EXERCISE PROMPT: Can you copy every one of the records below word for word, changing nothing?

RECORDS:
----

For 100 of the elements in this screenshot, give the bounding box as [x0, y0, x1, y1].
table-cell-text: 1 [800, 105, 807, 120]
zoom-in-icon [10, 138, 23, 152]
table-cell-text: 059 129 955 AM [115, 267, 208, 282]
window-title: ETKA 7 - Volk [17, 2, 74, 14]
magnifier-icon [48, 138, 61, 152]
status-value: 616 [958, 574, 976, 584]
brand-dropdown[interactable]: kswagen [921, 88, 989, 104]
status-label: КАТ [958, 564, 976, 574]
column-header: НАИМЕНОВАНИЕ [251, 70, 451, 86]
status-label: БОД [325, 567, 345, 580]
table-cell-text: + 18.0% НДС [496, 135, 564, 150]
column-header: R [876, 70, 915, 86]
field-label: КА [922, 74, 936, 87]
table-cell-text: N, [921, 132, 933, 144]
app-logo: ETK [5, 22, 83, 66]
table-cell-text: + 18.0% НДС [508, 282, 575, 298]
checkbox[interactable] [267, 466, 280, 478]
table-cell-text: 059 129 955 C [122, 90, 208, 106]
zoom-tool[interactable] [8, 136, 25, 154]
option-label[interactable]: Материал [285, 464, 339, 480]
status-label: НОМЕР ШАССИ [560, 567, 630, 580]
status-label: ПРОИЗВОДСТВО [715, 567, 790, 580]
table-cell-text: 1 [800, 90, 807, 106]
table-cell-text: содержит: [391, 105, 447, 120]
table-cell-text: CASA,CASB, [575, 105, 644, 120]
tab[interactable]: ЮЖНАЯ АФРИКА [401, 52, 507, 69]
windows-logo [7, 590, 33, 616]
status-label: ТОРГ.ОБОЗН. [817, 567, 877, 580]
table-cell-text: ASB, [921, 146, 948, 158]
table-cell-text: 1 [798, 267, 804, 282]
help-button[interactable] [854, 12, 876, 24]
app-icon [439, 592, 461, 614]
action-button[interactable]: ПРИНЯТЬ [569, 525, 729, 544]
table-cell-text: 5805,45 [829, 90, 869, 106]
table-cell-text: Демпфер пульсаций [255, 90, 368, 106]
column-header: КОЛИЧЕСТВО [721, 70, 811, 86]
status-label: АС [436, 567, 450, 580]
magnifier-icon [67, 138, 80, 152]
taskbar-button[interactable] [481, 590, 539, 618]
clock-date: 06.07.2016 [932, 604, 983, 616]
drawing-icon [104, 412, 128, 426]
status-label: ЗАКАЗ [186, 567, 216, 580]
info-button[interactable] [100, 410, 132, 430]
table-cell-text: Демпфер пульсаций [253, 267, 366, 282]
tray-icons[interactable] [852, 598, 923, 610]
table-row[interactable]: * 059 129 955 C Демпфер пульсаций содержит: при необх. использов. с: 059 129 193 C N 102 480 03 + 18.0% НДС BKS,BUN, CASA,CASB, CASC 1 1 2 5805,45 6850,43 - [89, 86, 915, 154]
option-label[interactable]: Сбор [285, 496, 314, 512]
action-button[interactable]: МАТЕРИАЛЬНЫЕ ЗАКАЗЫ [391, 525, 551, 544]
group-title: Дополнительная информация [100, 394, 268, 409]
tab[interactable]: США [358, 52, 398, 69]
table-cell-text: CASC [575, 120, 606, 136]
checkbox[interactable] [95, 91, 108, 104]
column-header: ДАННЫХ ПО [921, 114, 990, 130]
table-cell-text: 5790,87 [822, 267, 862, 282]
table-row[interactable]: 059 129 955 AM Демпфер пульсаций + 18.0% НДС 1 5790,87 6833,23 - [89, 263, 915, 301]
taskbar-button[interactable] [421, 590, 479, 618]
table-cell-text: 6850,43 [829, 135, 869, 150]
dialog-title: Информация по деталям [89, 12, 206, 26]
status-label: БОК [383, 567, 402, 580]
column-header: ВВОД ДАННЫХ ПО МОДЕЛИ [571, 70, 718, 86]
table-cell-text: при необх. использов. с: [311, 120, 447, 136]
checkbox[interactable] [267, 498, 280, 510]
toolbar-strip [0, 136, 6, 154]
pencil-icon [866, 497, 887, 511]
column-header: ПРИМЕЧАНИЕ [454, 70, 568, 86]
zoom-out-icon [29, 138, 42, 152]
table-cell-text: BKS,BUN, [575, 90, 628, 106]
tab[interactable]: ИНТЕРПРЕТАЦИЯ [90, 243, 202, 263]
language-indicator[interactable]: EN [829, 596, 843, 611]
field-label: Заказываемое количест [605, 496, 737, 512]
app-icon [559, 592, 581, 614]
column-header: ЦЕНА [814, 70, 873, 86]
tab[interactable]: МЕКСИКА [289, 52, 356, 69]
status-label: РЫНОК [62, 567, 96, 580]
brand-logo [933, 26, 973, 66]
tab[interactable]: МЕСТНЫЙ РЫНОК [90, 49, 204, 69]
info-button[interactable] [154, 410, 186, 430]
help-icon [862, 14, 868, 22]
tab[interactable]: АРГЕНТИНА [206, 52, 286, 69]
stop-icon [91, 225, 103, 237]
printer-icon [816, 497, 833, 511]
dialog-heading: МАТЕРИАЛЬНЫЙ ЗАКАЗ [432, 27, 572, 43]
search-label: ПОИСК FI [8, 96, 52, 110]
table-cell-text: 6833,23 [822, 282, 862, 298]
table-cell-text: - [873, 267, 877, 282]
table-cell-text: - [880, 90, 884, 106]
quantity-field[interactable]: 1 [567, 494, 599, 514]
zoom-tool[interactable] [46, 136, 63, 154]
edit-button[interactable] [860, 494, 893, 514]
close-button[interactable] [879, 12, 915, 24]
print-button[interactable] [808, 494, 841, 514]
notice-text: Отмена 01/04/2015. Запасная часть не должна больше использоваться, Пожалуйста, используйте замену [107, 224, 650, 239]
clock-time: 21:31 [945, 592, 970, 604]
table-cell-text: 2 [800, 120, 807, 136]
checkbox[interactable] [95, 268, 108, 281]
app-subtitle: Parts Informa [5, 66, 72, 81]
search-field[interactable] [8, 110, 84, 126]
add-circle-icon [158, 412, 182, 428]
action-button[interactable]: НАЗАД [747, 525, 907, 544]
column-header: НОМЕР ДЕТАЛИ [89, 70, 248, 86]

----

RESULT OF THIS EXERCISE:
For 100 of the elements in this screenshot, give the bounding box as [x0, y0, x1, y1].
table-cell-text: 1 [800, 105, 807, 120]
zoom-in-icon [10, 138, 23, 152]
table-cell-text: 059 129 955 AM [115, 267, 208, 282]
window-title: ETKA 7 - Volk [17, 2, 74, 14]
magnifier-icon [48, 138, 61, 152]
status-value: 616 [958, 574, 976, 584]
brand-dropdown[interactable]: kswagen [921, 88, 989, 104]
status-label: КАТ [958, 564, 976, 574]
column-header: НАИМЕНОВАНИЕ [251, 70, 451, 86]
status-label: БОД [325, 567, 345, 580]
table-cell-text: + 18.0% НДС [496, 135, 564, 150]
column-header: R [876, 70, 915, 86]
field-label: КА [922, 74, 936, 87]
table-cell-text: N, [921, 132, 933, 144]
app-logo: ETK [5, 22, 83, 66]
table-cell-text: + 18.0% НДС [508, 282, 575, 298]
checkbox[interactable] [267, 466, 280, 478]
table-cell-text: 059 129 955 C [122, 90, 208, 106]
zoom-tool[interactable] [8, 136, 25, 154]
option-label[interactable]: Материал [285, 464, 339, 480]
status-label: НОМЕР ШАССИ [560, 567, 630, 580]
status-label: ПРОИЗВОДСТВО [715, 567, 790, 580]
table-cell-text: 1 [800, 90, 807, 106]
table-cell-text: содержит: [391, 105, 447, 120]
table-cell-text: CASA,CASB, [575, 105, 644, 120]
tab[interactable]: ЮЖНАЯ АФРИКА [401, 52, 507, 69]
windows-logo [7, 590, 33, 616]
status-label: ТОРГ.ОБОЗН. [817, 567, 877, 580]
table-cell-text: ASB, [921, 146, 948, 158]
table-cell-text: 1 [798, 267, 804, 282]
help-button[interactable] [854, 12, 876, 24]
app-icon [439, 592, 461, 614]
action-button[interactable]: ПРИНЯТЬ [569, 525, 729, 544]
table-cell-text: 5805,45 [829, 90, 869, 106]
table-cell-text: Демпфер пульсаций [255, 90, 368, 106]
column-header: КОЛИЧЕСТВО [721, 70, 811, 86]
status-label: АС [436, 567, 450, 580]
magnifier-icon [67, 138, 80, 152]
taskbar-button[interactable] [481, 590, 539, 618]
clock-date: 06.07.2016 [932, 604, 983, 616]
drawing-icon [104, 412, 128, 426]
status-label: ЗАКАЗ [186, 567, 216, 580]
info-button[interactable] [100, 410, 132, 430]
table-cell-text: Демпфер пульсаций [253, 267, 366, 282]
tray-icons[interactable] [852, 598, 923, 610]
table-row[interactable]: * 059 129 955 C Демпфер пульсаций содержит: при необх. использов. с: 059 129 193 C N 102 480 03 + 18.0% НДС BKS,BUN, CASA,CASB, CASC 1 1 2 5805,45 6850,43 - [89, 86, 915, 154]
option-label[interactable]: Сбор [285, 496, 314, 512]
action-button[interactable]: МАТЕРИАЛЬНЫЕ ЗАКАЗЫ [391, 525, 551, 544]
group-title: Дополнительная информация [100, 394, 268, 409]
tab[interactable]: США [358, 52, 398, 69]
table-cell-text: CASC [575, 120, 606, 136]
checkbox[interactable] [95, 91, 108, 104]
column-header: ДАННЫХ ПО [921, 114, 990, 130]
table-cell-text: 5790,87 [822, 267, 862, 282]
table-row[interactable]: 059 129 955 AM Демпфер пульсаций + 18.0% НДС 1 5790,87 6833,23 - [89, 263, 915, 301]
taskbar-button[interactable] [421, 590, 479, 618]
table-cell-text: 6850,43 [829, 135, 869, 150]
dialog-title: Информация по деталям [89, 12, 206, 26]
status-label: БОК [383, 567, 402, 580]
column-header: ВВОД ДАННЫХ ПО МОДЕЛИ [571, 70, 718, 86]
table-cell-text: при необх. использов. с: [311, 120, 447, 136]
checkbox[interactable] [267, 498, 280, 510]
toolbar-strip [0, 136, 6, 154]
pencil-icon [866, 497, 887, 511]
column-header: ПРИМЕЧАНИЕ [454, 70, 568, 86]
zoom-out-icon [29, 138, 42, 152]
table-cell-text: BKS,BUN, [575, 90, 628, 106]
tab[interactable]: ИНТЕРПРЕТАЦИЯ [90, 243, 202, 263]
language-indicator[interactable]: EN [829, 596, 843, 611]
field-label: Заказываемое количест [605, 496, 737, 512]
app-icon [559, 592, 581, 614]
column-header: ЦЕНА [814, 70, 873, 86]
tab[interactable]: МЕКСИКА [289, 52, 356, 69]
status-label: РЫНОК [62, 567, 96, 580]
brand-logo [933, 26, 973, 66]
tab[interactable]: МЕСТНЫЙ РЫНОК [90, 49, 204, 69]
info-button[interactable] [154, 410, 186, 430]
help-icon [862, 14, 868, 22]
tab[interactable]: АРГЕНТИНА [206, 52, 286, 69]
stop-icon [91, 225, 103, 237]
printer-icon [816, 497, 833, 511]
dialog-heading: МАТЕРИАЛЬНЫЙ ЗАКАЗ [432, 27, 572, 43]
search-label: ПОИСК FI [8, 96, 52, 110]
table-cell-text: 6833,23 [822, 282, 862, 298]
table-cell-text: - [873, 267, 877, 282]
table-cell-text: - [880, 90, 884, 106]
quantity-field[interactable]: 1 [567, 494, 599, 514]
zoom-tool[interactable] [46, 136, 63, 154]
edit-button[interactable] [860, 494, 893, 514]
close-button[interactable] [879, 12, 915, 24]
print-button[interactable] [808, 494, 841, 514]
notice-text: Отмена 01/04/2015. Запасная часть не должна больше использоваться, Пожалуйста, используйте замену [107, 224, 650, 239]
clock-time: 21:31 [945, 592, 970, 604]
table-cell-text: 2 [800, 120, 807, 136]
checkbox[interactable] [95, 268, 108, 281]
app-subtitle: Parts Informa [5, 66, 72, 81]
search-field[interactable] [8, 110, 84, 126]
add-circle-icon [158, 412, 182, 428]
action-button[interactable]: НАЗАД [747, 525, 907, 544]
column-header: НОМЕР ДЕТАЛИ [89, 70, 248, 86]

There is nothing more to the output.